#### DATA ROWS

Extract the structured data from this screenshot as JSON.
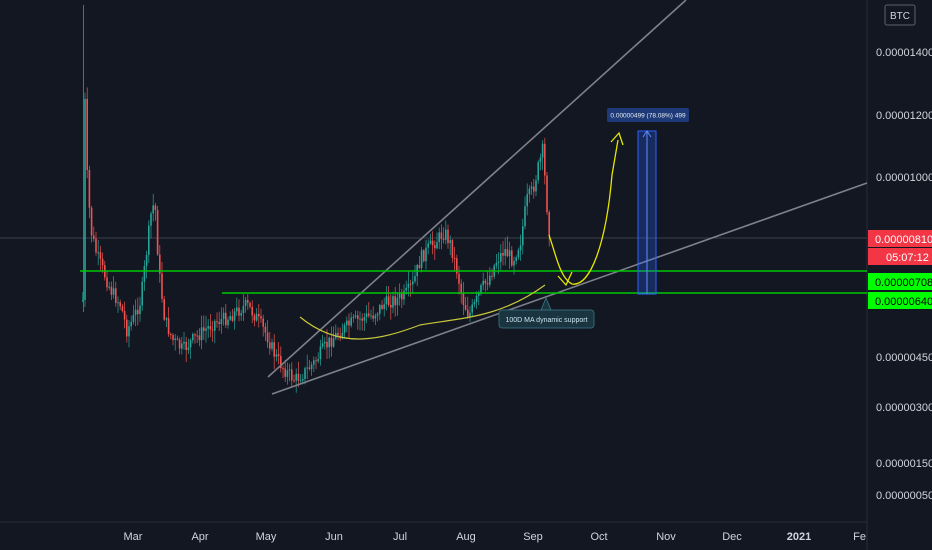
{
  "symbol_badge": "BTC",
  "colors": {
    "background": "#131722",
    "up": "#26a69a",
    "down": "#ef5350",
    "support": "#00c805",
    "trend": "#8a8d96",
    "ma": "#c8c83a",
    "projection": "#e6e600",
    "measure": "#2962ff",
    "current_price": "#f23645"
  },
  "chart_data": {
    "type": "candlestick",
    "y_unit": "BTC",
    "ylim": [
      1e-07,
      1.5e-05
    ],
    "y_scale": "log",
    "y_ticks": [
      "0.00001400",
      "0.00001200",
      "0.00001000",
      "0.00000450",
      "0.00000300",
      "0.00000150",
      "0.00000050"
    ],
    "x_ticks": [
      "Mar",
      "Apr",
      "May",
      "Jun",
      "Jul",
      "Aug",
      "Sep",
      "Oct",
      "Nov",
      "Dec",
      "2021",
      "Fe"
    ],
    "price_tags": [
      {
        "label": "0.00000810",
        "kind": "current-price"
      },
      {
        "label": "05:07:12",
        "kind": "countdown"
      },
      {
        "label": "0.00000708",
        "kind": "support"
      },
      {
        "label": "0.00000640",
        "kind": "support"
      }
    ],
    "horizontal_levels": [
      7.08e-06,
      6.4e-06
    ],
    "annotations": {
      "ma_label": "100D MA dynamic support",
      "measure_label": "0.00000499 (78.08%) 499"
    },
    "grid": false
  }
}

########
#### DATA ROWS

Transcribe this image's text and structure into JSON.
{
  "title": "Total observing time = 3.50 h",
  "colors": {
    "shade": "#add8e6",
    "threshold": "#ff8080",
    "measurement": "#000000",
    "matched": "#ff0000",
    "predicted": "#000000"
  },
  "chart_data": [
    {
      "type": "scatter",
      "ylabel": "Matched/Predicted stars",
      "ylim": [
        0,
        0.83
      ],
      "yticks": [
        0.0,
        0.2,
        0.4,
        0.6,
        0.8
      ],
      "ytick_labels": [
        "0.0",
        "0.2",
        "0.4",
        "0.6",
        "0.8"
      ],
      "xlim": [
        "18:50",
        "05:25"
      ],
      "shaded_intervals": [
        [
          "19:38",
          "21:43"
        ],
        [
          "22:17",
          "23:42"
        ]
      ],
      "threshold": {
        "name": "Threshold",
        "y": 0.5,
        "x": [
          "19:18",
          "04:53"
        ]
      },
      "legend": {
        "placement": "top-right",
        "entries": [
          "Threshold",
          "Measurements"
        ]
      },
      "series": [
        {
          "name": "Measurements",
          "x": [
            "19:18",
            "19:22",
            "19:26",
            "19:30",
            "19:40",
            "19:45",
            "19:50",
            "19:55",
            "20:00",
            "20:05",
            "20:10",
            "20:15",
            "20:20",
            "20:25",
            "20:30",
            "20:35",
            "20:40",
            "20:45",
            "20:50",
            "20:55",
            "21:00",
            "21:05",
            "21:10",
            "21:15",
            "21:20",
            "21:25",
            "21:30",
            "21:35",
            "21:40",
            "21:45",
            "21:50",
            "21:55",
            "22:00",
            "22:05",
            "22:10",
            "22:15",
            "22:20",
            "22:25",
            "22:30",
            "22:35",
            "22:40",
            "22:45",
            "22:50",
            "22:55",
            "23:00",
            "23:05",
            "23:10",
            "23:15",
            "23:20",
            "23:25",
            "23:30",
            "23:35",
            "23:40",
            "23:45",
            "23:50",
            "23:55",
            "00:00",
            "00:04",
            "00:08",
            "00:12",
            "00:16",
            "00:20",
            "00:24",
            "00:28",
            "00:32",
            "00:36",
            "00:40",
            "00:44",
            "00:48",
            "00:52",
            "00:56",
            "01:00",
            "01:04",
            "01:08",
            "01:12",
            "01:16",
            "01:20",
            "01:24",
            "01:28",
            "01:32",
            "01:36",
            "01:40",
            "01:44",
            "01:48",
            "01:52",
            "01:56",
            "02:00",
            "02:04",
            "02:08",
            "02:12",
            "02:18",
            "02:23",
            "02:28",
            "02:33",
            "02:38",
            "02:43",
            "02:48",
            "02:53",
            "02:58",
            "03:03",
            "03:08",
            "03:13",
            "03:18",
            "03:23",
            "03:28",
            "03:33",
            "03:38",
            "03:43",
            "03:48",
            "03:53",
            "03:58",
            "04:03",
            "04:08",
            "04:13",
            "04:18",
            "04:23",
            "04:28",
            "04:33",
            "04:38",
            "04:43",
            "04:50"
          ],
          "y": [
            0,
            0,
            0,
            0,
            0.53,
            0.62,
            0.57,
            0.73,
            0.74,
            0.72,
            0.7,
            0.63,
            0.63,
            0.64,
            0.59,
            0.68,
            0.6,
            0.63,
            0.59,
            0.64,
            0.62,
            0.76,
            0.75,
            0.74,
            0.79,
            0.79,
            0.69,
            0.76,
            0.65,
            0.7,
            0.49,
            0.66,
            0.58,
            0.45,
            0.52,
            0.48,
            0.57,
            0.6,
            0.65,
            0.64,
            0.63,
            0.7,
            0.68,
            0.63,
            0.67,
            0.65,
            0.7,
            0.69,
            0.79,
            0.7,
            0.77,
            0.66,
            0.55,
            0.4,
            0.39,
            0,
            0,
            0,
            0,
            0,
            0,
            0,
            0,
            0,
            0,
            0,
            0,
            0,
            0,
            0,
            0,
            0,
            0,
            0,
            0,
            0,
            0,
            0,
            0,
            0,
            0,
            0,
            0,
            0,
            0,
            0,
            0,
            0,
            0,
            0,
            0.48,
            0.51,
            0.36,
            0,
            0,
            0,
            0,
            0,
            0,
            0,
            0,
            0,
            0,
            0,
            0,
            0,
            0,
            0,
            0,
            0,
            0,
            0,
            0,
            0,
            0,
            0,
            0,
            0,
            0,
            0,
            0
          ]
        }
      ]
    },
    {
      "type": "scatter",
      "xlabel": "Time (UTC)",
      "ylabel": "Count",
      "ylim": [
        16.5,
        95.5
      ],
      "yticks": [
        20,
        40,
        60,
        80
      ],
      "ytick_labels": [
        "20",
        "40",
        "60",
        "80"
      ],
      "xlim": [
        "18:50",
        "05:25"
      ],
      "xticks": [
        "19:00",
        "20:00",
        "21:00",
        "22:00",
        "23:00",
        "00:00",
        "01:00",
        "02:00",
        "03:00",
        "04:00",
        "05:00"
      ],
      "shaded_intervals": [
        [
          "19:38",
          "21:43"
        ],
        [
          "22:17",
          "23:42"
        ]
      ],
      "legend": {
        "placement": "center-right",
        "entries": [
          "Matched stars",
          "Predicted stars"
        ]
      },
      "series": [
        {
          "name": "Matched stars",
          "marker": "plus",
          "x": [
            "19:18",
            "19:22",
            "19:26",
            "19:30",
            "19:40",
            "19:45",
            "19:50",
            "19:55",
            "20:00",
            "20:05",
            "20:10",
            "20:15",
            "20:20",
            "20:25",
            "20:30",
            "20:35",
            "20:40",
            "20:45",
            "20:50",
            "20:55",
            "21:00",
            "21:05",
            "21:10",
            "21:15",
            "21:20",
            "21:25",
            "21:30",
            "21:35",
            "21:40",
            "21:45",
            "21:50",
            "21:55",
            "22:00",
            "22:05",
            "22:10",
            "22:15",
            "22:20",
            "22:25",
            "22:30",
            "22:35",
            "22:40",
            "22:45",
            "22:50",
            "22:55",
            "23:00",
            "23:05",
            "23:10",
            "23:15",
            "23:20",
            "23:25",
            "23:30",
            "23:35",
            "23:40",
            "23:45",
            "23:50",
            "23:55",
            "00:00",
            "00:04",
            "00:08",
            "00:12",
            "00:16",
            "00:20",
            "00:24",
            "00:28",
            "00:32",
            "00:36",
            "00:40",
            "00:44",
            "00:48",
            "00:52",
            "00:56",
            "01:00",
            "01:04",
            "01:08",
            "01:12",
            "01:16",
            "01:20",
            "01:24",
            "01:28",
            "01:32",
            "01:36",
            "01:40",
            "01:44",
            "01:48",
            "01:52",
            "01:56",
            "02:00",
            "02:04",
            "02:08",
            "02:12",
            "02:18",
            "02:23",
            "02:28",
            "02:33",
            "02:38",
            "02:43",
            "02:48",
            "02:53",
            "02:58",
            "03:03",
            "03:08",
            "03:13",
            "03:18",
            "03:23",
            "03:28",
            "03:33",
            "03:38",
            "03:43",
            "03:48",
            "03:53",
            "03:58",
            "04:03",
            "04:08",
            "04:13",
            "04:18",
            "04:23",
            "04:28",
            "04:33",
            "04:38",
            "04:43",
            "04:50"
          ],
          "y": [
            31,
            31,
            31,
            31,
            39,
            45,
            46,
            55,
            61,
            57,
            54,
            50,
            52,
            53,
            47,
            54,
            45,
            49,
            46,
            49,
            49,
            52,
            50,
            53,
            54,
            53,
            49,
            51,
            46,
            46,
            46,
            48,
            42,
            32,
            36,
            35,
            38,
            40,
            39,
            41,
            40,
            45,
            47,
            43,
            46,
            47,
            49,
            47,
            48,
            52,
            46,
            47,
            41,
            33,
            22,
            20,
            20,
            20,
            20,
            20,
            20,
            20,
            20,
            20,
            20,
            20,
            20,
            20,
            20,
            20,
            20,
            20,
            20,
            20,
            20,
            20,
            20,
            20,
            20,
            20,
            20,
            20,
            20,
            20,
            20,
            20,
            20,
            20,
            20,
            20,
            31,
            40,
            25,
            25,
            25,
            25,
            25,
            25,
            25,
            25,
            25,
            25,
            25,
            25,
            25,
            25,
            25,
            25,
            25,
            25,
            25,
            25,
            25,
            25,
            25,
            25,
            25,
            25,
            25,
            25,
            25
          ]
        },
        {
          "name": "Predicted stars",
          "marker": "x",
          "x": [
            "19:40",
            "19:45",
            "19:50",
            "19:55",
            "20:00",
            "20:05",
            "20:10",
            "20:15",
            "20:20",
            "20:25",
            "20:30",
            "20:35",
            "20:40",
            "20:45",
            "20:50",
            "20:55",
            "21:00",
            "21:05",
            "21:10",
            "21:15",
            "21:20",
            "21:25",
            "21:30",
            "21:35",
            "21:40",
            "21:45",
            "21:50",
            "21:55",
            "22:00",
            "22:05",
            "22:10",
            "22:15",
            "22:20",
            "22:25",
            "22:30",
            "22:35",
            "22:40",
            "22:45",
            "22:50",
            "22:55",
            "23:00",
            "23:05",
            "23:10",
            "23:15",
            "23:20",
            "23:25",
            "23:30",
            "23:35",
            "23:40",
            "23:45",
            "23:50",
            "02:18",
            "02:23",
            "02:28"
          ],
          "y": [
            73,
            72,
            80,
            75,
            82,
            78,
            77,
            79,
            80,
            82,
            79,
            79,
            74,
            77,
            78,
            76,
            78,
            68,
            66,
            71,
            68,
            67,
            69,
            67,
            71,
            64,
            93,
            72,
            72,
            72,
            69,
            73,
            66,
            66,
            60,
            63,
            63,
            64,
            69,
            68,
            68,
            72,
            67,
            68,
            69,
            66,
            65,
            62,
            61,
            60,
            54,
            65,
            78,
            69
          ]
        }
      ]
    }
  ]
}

########

▶ WHAT THIS TASK INVOLVES
Copy all lines in the listing above where the string "placement" appears.

▶ ANSWER TO THE TASK
        "placement": "top-right",
        "placement": "center-right",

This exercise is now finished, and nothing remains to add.